WHAT THIS TASK INVOLVES | Return a copy of each line that holds the string "image".

Data listing
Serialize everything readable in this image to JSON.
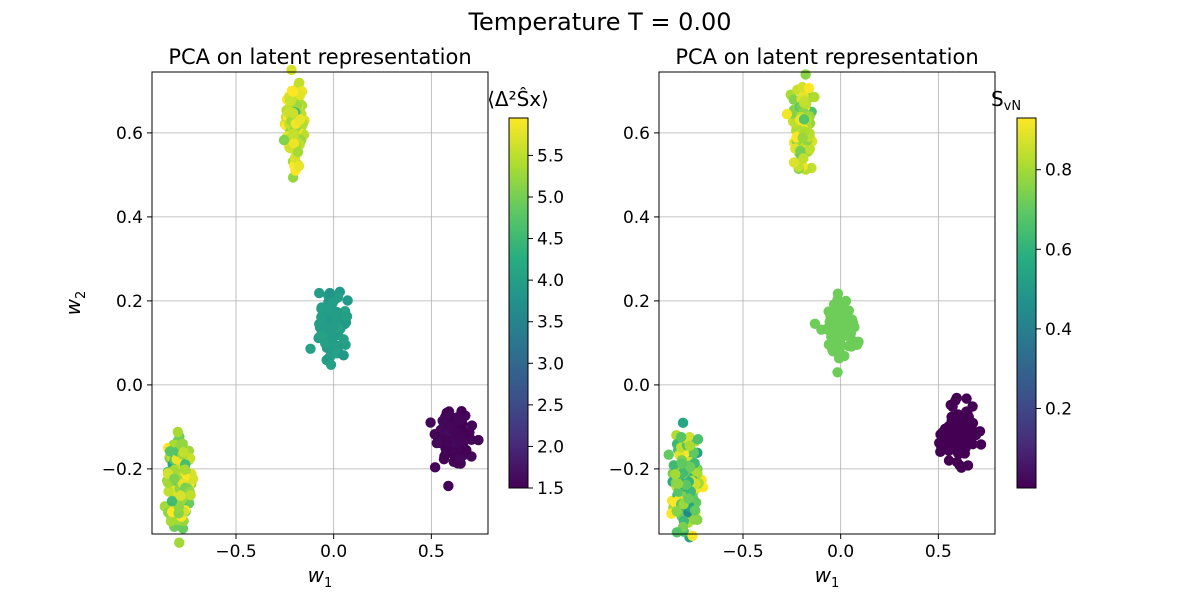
{
  "figure": {
    "suptitle": "Temperature T = 0.00"
  },
  "chart_data": [
    {
      "type": "scatter",
      "title": "PCA on latent representation",
      "xlabel": "w",
      "xlabel_sub": "1",
      "ylabel": "w",
      "ylabel_sub": "2",
      "xlim": [
        -0.93,
        0.79
      ],
      "ylim": [
        -0.355,
        0.745
      ],
      "xticks": [
        -0.5,
        0.0,
        0.5
      ],
      "xtick_labels": [
        "−0.5",
        "0.0",
        "0.5"
      ],
      "yticks": [
        -0.2,
        0.0,
        0.2,
        0.4,
        0.6
      ],
      "ytick_labels": [
        "−0.2",
        "0.0",
        "0.2",
        "0.4",
        "0.6"
      ],
      "grid": true,
      "colormap": "viridis",
      "colorbar": {
        "label": "⟨Δ²Ŝx⟩",
        "range": [
          1.5,
          5.95
        ],
        "ticks": [
          1.5,
          2.0,
          2.5,
          3.0,
          3.5,
          4.0,
          4.5,
          5.0,
          5.5
        ],
        "tick_labels": [
          "1.5",
          "2.0",
          "2.5",
          "3.0",
          "3.5",
          "4.0",
          "4.5",
          "5.0",
          "5.5"
        ]
      },
      "clusters": [
        {
          "center": [
            -0.2,
            0.625
          ],
          "spread": [
            0.025,
            0.05
          ],
          "color_value": 5.6,
          "color_spread": 0.3,
          "n": 120
        },
        {
          "center": [
            0.0,
            0.14
          ],
          "spread": [
            0.035,
            0.035
          ],
          "color_value": 3.95,
          "color_spread": 0.05,
          "n": 100
        },
        {
          "center": [
            0.61,
            -0.12
          ],
          "spread": [
            0.04,
            0.03
          ],
          "color_value": 1.55,
          "color_spread": 0.03,
          "n": 150
        },
        {
          "center": [
            -0.79,
            -0.23
          ],
          "spread": [
            0.03,
            0.05
          ],
          "color_value": 5.2,
          "color_spread": 0.4,
          "n": 180
        }
      ]
    },
    {
      "type": "scatter",
      "title": "PCA on latent representation",
      "xlabel": "w",
      "xlabel_sub": "1",
      "ylabel": "",
      "xlim": [
        -0.93,
        0.79
      ],
      "ylim": [
        -0.355,
        0.745
      ],
      "xticks": [
        -0.5,
        0.0,
        0.5
      ],
      "xtick_labels": [
        "−0.5",
        "0.0",
        "0.5"
      ],
      "yticks": [
        -0.2,
        0.0,
        0.2,
        0.4,
        0.6
      ],
      "ytick_labels": [
        "−0.2",
        "0.0",
        "0.2",
        "0.4",
        "0.6"
      ],
      "grid": true,
      "colormap": "viridis",
      "colorbar": {
        "label": "S",
        "label_sub": "vN",
        "range": [
          0.0,
          0.93
        ],
        "ticks": [
          0.2,
          0.4,
          0.6,
          0.8
        ],
        "tick_labels": [
          "0.2",
          "0.4",
          "0.6",
          "0.8"
        ]
      },
      "clusters": [
        {
          "center": [
            -0.2,
            0.625
          ],
          "spread": [
            0.025,
            0.05
          ],
          "color_value": 0.82,
          "color_spread": 0.06,
          "n": 110
        },
        {
          "center": [
            0.0,
            0.14
          ],
          "spread": [
            0.035,
            0.035
          ],
          "color_value": 0.72,
          "color_spread": 0.0,
          "n": 100
        },
        {
          "center": [
            0.61,
            -0.12
          ],
          "spread": [
            0.04,
            0.03
          ],
          "color_value": 0.0,
          "color_spread": 0.0,
          "n": 150
        },
        {
          "center": [
            -0.79,
            -0.23
          ],
          "spread": [
            0.03,
            0.05
          ],
          "color_value": 0.7,
          "color_spread": 0.14,
          "n": 170
        }
      ]
    }
  ]
}
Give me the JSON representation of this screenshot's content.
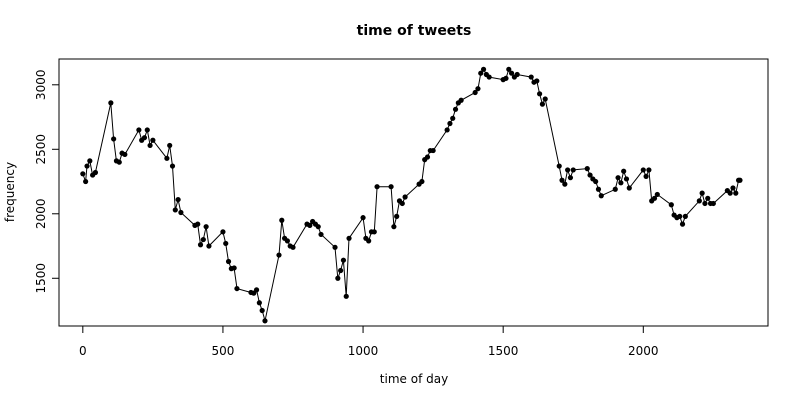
{
  "chart_data": {
    "type": "line",
    "title": "time of tweets",
    "xlabel": "time of day",
    "ylabel": "frequency",
    "xlim": [
      -85,
      2445
    ],
    "ylim": [
      1130,
      3200
    ],
    "x_ticks": [
      0,
      500,
      1000,
      1500,
      2000
    ],
    "y_ticks": [
      1500,
      2000,
      2500,
      3000
    ],
    "grid": false,
    "series": [
      {
        "x": [
          0,
          10,
          15,
          25,
          35,
          45,
          100,
          110,
          120,
          130,
          140,
          150,
          200,
          210,
          220,
          230,
          240,
          250,
          300,
          310,
          320,
          330,
          340,
          350,
          400,
          410,
          420,
          430,
          440,
          450,
          500,
          510,
          520,
          530,
          540,
          550,
          600,
          610,
          620,
          630,
          640,
          650,
          700,
          710,
          720,
          730,
          740,
          750,
          800,
          810,
          820,
          830,
          840,
          850,
          900,
          910,
          920,
          930,
          940,
          950,
          1000,
          1010,
          1020,
          1030,
          1040,
          1050,
          1100,
          1110,
          1120,
          1130,
          1140,
          1150,
          1200,
          1210,
          1220,
          1230,
          1240,
          1250,
          1300,
          1310,
          1320,
          1330,
          1340,
          1350,
          1400,
          1410,
          1420,
          1430,
          1440,
          1450,
          1500,
          1510,
          1520,
          1530,
          1540,
          1550,
          1600,
          1610,
          1620,
          1630,
          1640,
          1650,
          1700,
          1710,
          1720,
          1730,
          1740,
          1750,
          1800,
          1810,
          1820,
          1830,
          1840,
          1850,
          1900,
          1910,
          1920,
          1930,
          1940,
          1950,
          2000,
          2010,
          2020,
          2030,
          2040,
          2050,
          2100,
          2110,
          2120,
          2130,
          2140,
          2150,
          2200,
          2210,
          2220,
          2230,
          2240,
          2250,
          2300,
          2310,
          2320,
          2330,
          2340,
          2345
        ],
        "y": [
          2310,
          2250,
          2370,
          2410,
          2300,
          2320,
          2860,
          2580,
          2410,
          2400,
          2470,
          2460,
          2650,
          2570,
          2590,
          2650,
          2530,
          2570,
          2430,
          2530,
          2370,
          2030,
          2110,
          2010,
          1910,
          1920,
          1760,
          1800,
          1900,
          1750,
          1860,
          1770,
          1630,
          1575,
          1580,
          1420,
          1390,
          1385,
          1410,
          1310,
          1250,
          1170,
          1680,
          1950,
          1810,
          1790,
          1750,
          1740,
          1920,
          1910,
          1940,
          1920,
          1900,
          1840,
          1740,
          1500,
          1560,
          1640,
          1360,
          1810,
          1970,
          1810,
          1790,
          1860,
          1860,
          2210,
          2210,
          1900,
          1980,
          2100,
          2080,
          2130,
          2230,
          2250,
          2420,
          2440,
          2490,
          2490,
          2650,
          2700,
          2740,
          2810,
          2860,
          2880,
          2940,
          2970,
          3090,
          3120,
          3080,
          3060,
          3040,
          3050,
          3120,
          3090,
          3060,
          3080,
          3060,
          3020,
          3030,
          2930,
          2850,
          2890,
          2370,
          2260,
          2230,
          2340,
          2280,
          2340,
          2350,
          2300,
          2270,
          2250,
          2190,
          2140,
          2190,
          2280,
          2240,
          2330,
          2270,
          2200,
          2340,
          2290,
          2340,
          2100,
          2120,
          2150,
          2070,
          1990,
          1970,
          1980,
          1920,
          1980,
          2100,
          2160,
          2080,
          2120,
          2080,
          2080,
          2180,
          2160,
          2200,
          2160,
          2260,
          2260
        ]
      }
    ]
  }
}
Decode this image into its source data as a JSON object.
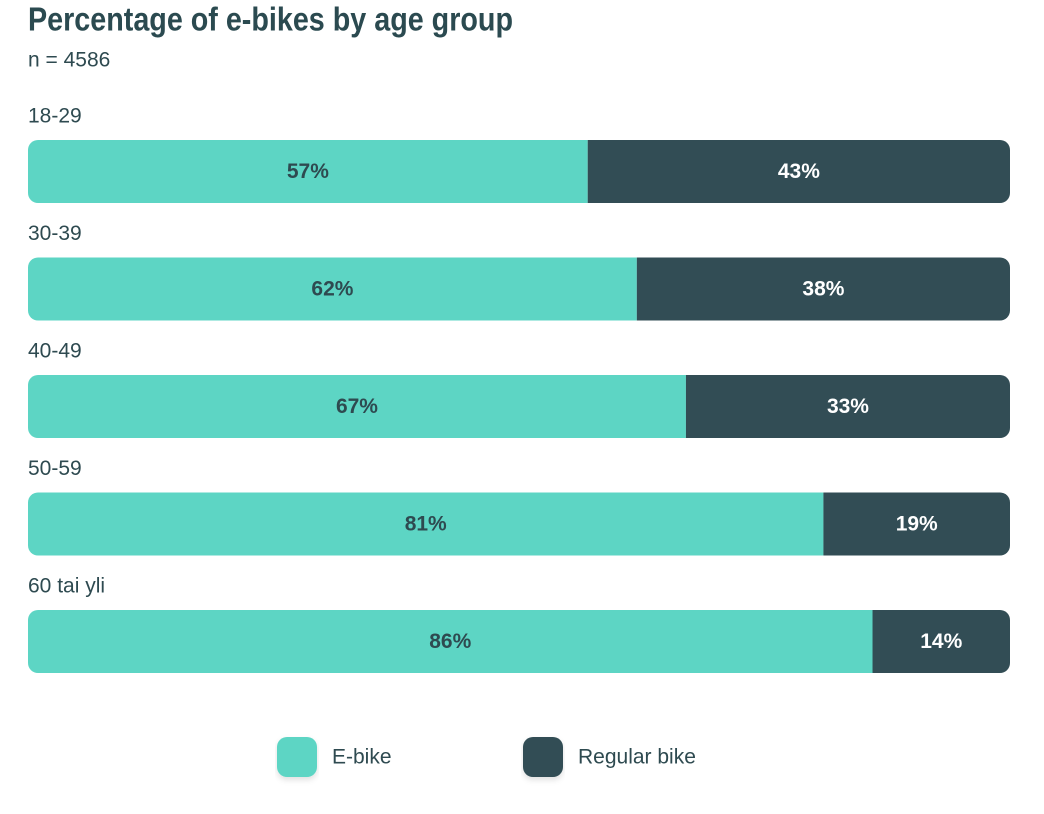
{
  "chart_data": {
    "type": "stacked-bar-100",
    "title": "Percentage of e-bikes by age group",
    "subtitle": "n = 4586",
    "categories": [
      "18-29",
      "30-39",
      "40-49",
      "50-59",
      "60 tai yli"
    ],
    "series": [
      {
        "name": "E-bike",
        "color": "#5dd5c4",
        "label_color": "#2e4a50",
        "values": [
          57,
          62,
          67,
          81,
          86
        ],
        "value_labels": [
          "57%",
          "62%",
          "67%",
          "81%",
          "86%"
        ]
      },
      {
        "name": "Regular bike",
        "color": "#304d54",
        "label_color": "#ffffff",
        "values": [
          43,
          38,
          33,
          19,
          14
        ],
        "value_labels": [
          "43%",
          "38%",
          "33%",
          "19%",
          "14%"
        ]
      }
    ]
  }
}
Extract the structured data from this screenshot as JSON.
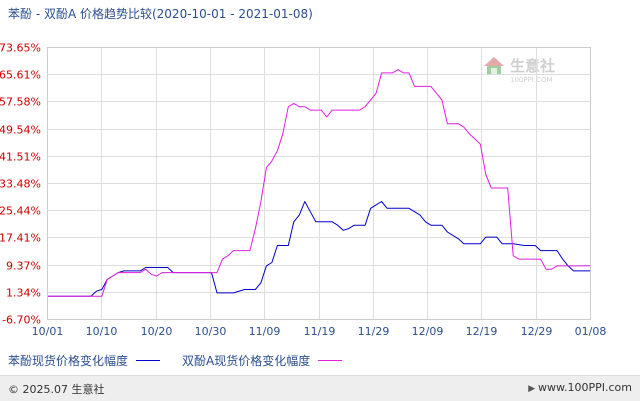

ANSWER IN FULL |
Serialize everything readable in this image to JSON.
Decode this image into its source data as a JSON object.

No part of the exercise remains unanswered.